[Collected data entries]
## start

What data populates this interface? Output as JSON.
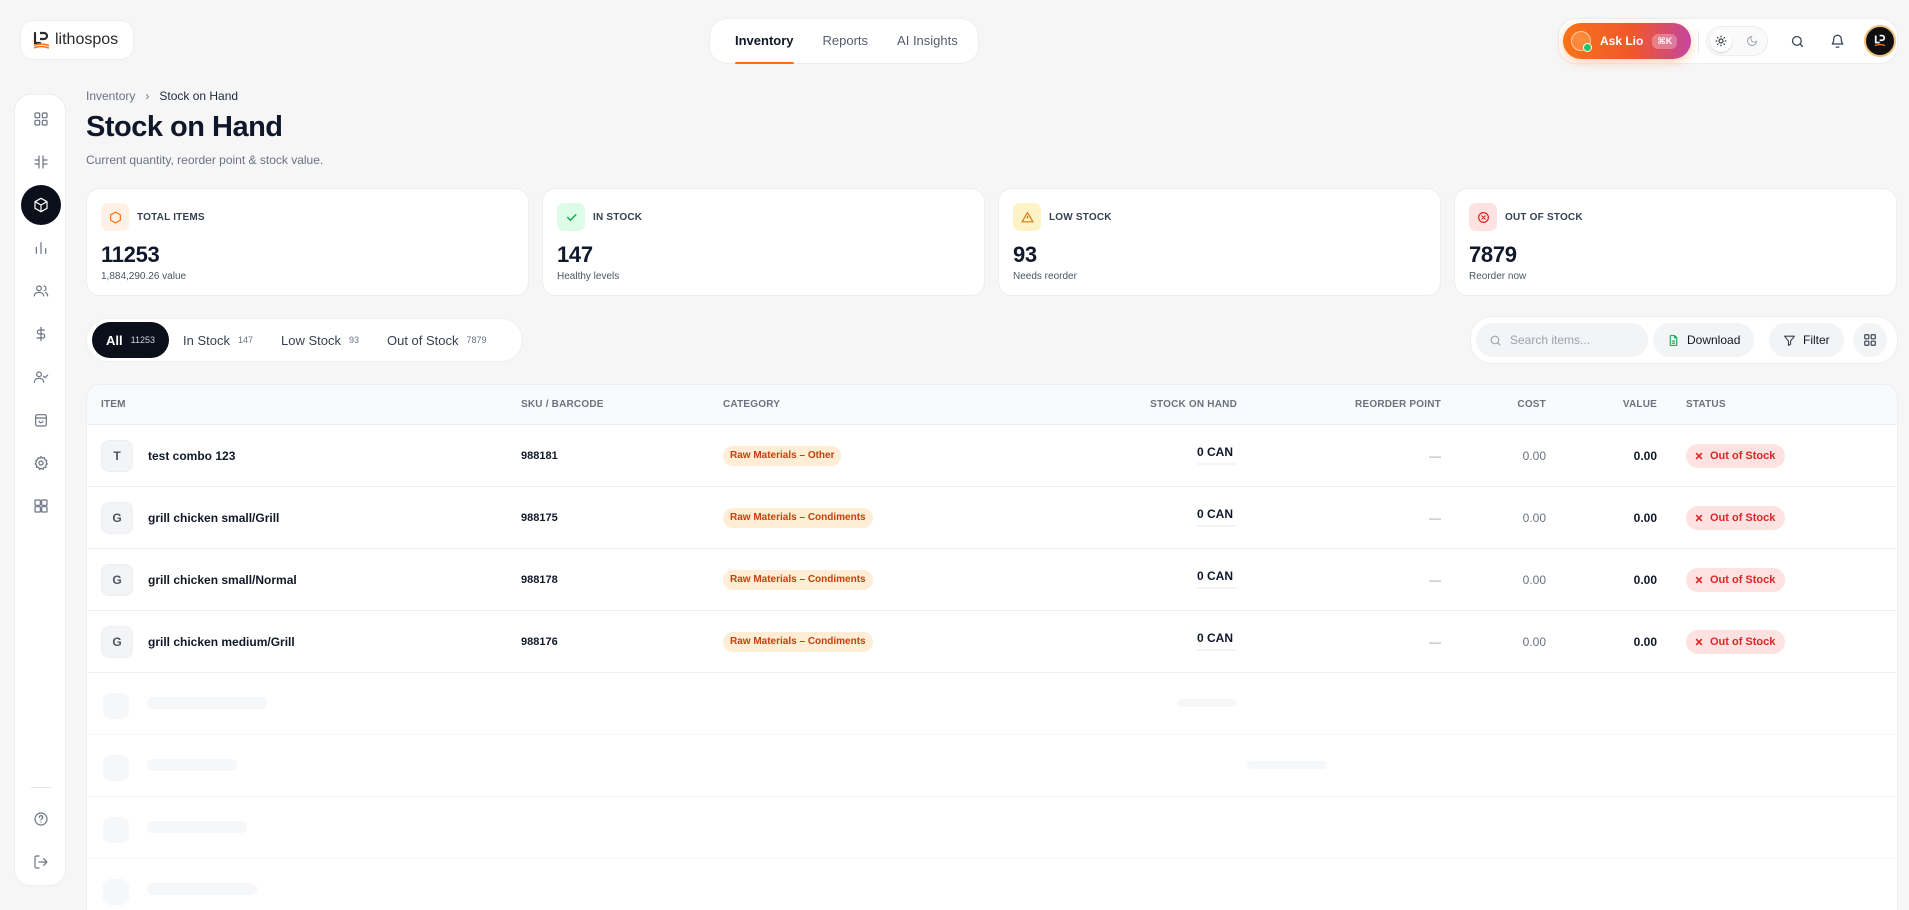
{
  "brand": {
    "name": "lithospos"
  },
  "topnav": {
    "tabs": [
      {
        "label": "Inventory",
        "active": true
      },
      {
        "label": "Reports"
      },
      {
        "label": "AI Insights"
      }
    ]
  },
  "topright": {
    "ask_label": "Ask Lio",
    "ask_shortcut": "⌘K"
  },
  "sidebar": {
    "items": [
      "dashboard-icon",
      "grid-icon",
      "box-icon",
      "chart-icon",
      "users-icon",
      "dollar-icon",
      "user-check-icon",
      "bag-icon",
      "gear-icon",
      "apps-icon"
    ],
    "active": "box-icon",
    "footer": [
      "help-icon",
      "logout-icon"
    ]
  },
  "breadcrumb": {
    "parent": "Inventory",
    "sep": "›",
    "current": "Stock on Hand"
  },
  "page": {
    "title": "Stock on Hand",
    "subtitle": "Current quantity, reorder point & stock value."
  },
  "stats": [
    {
      "label": "TOTAL ITEMS",
      "value": "11253",
      "note": "1,884,290.26 value",
      "color": "#f97316"
    },
    {
      "label": "IN STOCK",
      "value": "147",
      "note": "Healthy levels",
      "color": "#16a34a"
    },
    {
      "label": "LOW STOCK",
      "value": "93",
      "note": "Needs reorder",
      "color": "#d97706"
    },
    {
      "label": "OUT OF STOCK",
      "value": "7879",
      "note": "Reorder now",
      "color": "#dc2626"
    }
  ],
  "filters": [
    {
      "label": "All",
      "count": "11253",
      "active": true
    },
    {
      "label": "In Stock",
      "count": "147"
    },
    {
      "label": "Low Stock",
      "count": "93"
    },
    {
      "label": "Out of Stock",
      "count": "7879"
    }
  ],
  "toolbar": {
    "search_placeholder": "Search items...",
    "download_label": "Download",
    "filter_label": "Filter"
  },
  "table": {
    "headers": {
      "item": "ITEM",
      "sku": "SKU / BARCODE",
      "category": "CATEGORY",
      "stock": "STOCK ON HAND",
      "reorder": "REORDER POINT",
      "cost": "COST",
      "value": "VALUE",
      "status": "STATUS"
    },
    "rows": [
      {
        "initial": "T",
        "name": "test combo 123",
        "sku": "988181",
        "category": "Raw Materials – Other",
        "stock": "0 CAN",
        "reorder": "—",
        "cost": "0.00",
        "value": "0.00",
        "status": "Out of Stock"
      },
      {
        "initial": "G",
        "name": "grill chicken small/Grill",
        "sku": "988175",
        "category": "Raw Materials – Condiments",
        "stock": "0 CAN",
        "reorder": "—",
        "cost": "0.00",
        "value": "0.00",
        "status": "Out of Stock"
      },
      {
        "initial": "G",
        "name": "grill chicken small/Normal",
        "sku": "988178",
        "category": "Raw Materials – Condiments",
        "stock": "0 CAN",
        "reorder": "—",
        "cost": "0.00",
        "value": "0.00",
        "status": "Out of Stock"
      },
      {
        "initial": "G",
        "name": "grill chicken medium/Grill",
        "sku": "988176",
        "category": "Raw Materials – Condiments",
        "stock": "0 CAN",
        "reorder": "—",
        "cost": "0.00",
        "value": "0.00",
        "status": "Out of Stock"
      }
    ]
  }
}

## end

* [WHAT IS BEING ASKED] Copy the records above exactly, omitting every picture.

* [SOLUTION FOR THIS TASK]
What data populates this interface? Output as JSON.
{
  "brand": {
    "name": "lithospos"
  },
  "topnav": {
    "tabs": [
      {
        "label": "Inventory",
        "active": true
      },
      {
        "label": "Reports"
      },
      {
        "label": "AI Insights"
      }
    ]
  },
  "topright": {
    "ask_label": "Ask Lio",
    "ask_shortcut": "⌘K"
  },
  "sidebar": {
    "items": [
      "dashboard-icon",
      "grid-icon",
      "box-icon",
      "chart-icon",
      "users-icon",
      "dollar-icon",
      "user-check-icon",
      "bag-icon",
      "gear-icon",
      "apps-icon"
    ],
    "active": "box-icon",
    "footer": [
      "help-icon",
      "logout-icon"
    ]
  },
  "breadcrumb": {
    "parent": "Inventory",
    "sep": "›",
    "current": "Stock on Hand"
  },
  "page": {
    "title": "Stock on Hand",
    "subtitle": "Current quantity, reorder point & stock value."
  },
  "stats": [
    {
      "label": "TOTAL ITEMS",
      "value": "11253",
      "note": "1,884,290.26 value",
      "color": "#f97316"
    },
    {
      "label": "IN STOCK",
      "value": "147",
      "note": "Healthy levels",
      "color": "#16a34a"
    },
    {
      "label": "LOW STOCK",
      "value": "93",
      "note": "Needs reorder",
      "color": "#d97706"
    },
    {
      "label": "OUT OF STOCK",
      "value": "7879",
      "note": "Reorder now",
      "color": "#dc2626"
    }
  ],
  "filters": [
    {
      "label": "All",
      "count": "11253",
      "active": true
    },
    {
      "label": "In Stock",
      "count": "147"
    },
    {
      "label": "Low Stock",
      "count": "93"
    },
    {
      "label": "Out of Stock",
      "count": "7879"
    }
  ],
  "toolbar": {
    "search_placeholder": "Search items...",
    "download_label": "Download",
    "filter_label": "Filter"
  },
  "table": {
    "headers": {
      "item": "ITEM",
      "sku": "SKU / BARCODE",
      "category": "CATEGORY",
      "stock": "STOCK ON HAND",
      "reorder": "REORDER POINT",
      "cost": "COST",
      "value": "VALUE",
      "status": "STATUS"
    },
    "rows": [
      {
        "initial": "T",
        "name": "test combo 123",
        "sku": "988181",
        "category": "Raw Materials – Other",
        "stock": "0 CAN",
        "reorder": "—",
        "cost": "0.00",
        "value": "0.00",
        "status": "Out of Stock"
      },
      {
        "initial": "G",
        "name": "grill chicken small/Grill",
        "sku": "988175",
        "category": "Raw Materials – Condiments",
        "stock": "0 CAN",
        "reorder": "—",
        "cost": "0.00",
        "value": "0.00",
        "status": "Out of Stock"
      },
      {
        "initial": "G",
        "name": "grill chicken small/Normal",
        "sku": "988178",
        "category": "Raw Materials – Condiments",
        "stock": "0 CAN",
        "reorder": "—",
        "cost": "0.00",
        "value": "0.00",
        "status": "Out of Stock"
      },
      {
        "initial": "G",
        "name": "grill chicken medium/Grill",
        "sku": "988176",
        "category": "Raw Materials – Condiments",
        "stock": "0 CAN",
        "reorder": "—",
        "cost": "0.00",
        "value": "0.00",
        "status": "Out of Stock"
      }
    ]
  }
}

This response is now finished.